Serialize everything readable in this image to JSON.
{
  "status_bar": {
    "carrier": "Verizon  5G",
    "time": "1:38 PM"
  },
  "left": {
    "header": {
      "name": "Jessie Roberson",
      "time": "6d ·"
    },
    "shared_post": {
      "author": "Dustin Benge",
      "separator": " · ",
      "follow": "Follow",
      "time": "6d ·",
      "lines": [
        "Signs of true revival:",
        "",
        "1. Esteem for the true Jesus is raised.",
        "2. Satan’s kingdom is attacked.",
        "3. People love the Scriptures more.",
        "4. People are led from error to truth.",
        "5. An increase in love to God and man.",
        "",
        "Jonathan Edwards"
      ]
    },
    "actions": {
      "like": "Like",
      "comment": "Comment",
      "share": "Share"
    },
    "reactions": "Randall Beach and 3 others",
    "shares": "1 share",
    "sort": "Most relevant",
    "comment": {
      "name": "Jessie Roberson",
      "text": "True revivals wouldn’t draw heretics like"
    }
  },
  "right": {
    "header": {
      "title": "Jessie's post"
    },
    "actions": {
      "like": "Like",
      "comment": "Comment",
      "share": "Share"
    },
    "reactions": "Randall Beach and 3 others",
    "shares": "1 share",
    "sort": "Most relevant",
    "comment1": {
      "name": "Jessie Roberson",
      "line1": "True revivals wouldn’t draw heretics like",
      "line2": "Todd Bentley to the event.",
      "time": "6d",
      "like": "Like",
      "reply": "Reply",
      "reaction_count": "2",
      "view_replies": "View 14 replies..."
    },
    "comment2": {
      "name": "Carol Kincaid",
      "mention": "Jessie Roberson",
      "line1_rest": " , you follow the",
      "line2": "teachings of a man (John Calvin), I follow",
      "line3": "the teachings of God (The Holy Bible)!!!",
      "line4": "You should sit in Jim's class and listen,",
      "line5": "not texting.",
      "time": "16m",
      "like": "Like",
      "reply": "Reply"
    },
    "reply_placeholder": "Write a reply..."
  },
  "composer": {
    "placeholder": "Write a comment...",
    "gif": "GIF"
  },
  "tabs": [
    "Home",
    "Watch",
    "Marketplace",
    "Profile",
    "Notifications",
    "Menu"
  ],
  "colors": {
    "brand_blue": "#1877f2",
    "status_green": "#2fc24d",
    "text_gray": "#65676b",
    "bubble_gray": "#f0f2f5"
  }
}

——————

WORK TO DO ▸ The records above should be repeated in full, exactly as given.

ANSWER BELOW ▸
Serialize everything readable in this image to JSON.
{
  "status_bar": {
    "carrier": "Verizon  5G",
    "time": "1:38 PM"
  },
  "left": {
    "header": {
      "name": "Jessie Roberson",
      "time": "6d ·"
    },
    "shared_post": {
      "author": "Dustin Benge",
      "separator": " · ",
      "follow": "Follow",
      "time": "6d ·",
      "lines": [
        "Signs of true revival:",
        "",
        "1. Esteem for the true Jesus is raised.",
        "2. Satan’s kingdom is attacked.",
        "3. People love the Scriptures more.",
        "4. People are led from error to truth.",
        "5. An increase in love to God and man.",
        "",
        "Jonathan Edwards"
      ]
    },
    "actions": {
      "like": "Like",
      "comment": "Comment",
      "share": "Share"
    },
    "reactions": "Randall Beach and 3 others",
    "shares": "1 share",
    "sort": "Most relevant",
    "comment": {
      "name": "Jessie Roberson",
      "text": "True revivals wouldn’t draw heretics like"
    }
  },
  "right": {
    "header": {
      "title": "Jessie's post"
    },
    "actions": {
      "like": "Like",
      "comment": "Comment",
      "share": "Share"
    },
    "reactions": "Randall Beach and 3 others",
    "shares": "1 share",
    "sort": "Most relevant",
    "comment1": {
      "name": "Jessie Roberson",
      "line1": "True revivals wouldn’t draw heretics like",
      "line2": "Todd Bentley to the event.",
      "time": "6d",
      "like": "Like",
      "reply": "Reply",
      "reaction_count": "2",
      "view_replies": "View 14 replies..."
    },
    "comment2": {
      "name": "Carol Kincaid",
      "mention": "Jessie Roberson",
      "line1_rest": " , you follow the",
      "line2": "teachings of a man (John Calvin), I follow",
      "line3": "the teachings of God (The Holy Bible)!!!",
      "line4": "You should sit in Jim's class and listen,",
      "line5": "not texting.",
      "time": "16m",
      "like": "Like",
      "reply": "Reply"
    },
    "reply_placeholder": "Write a reply..."
  },
  "composer": {
    "placeholder": "Write a comment...",
    "gif": "GIF"
  },
  "tabs": [
    "Home",
    "Watch",
    "Marketplace",
    "Profile",
    "Notifications",
    "Menu"
  ],
  "colors": {
    "brand_blue": "#1877f2",
    "status_green": "#2fc24d",
    "text_gray": "#65676b",
    "bubble_gray": "#f0f2f5"
  }
}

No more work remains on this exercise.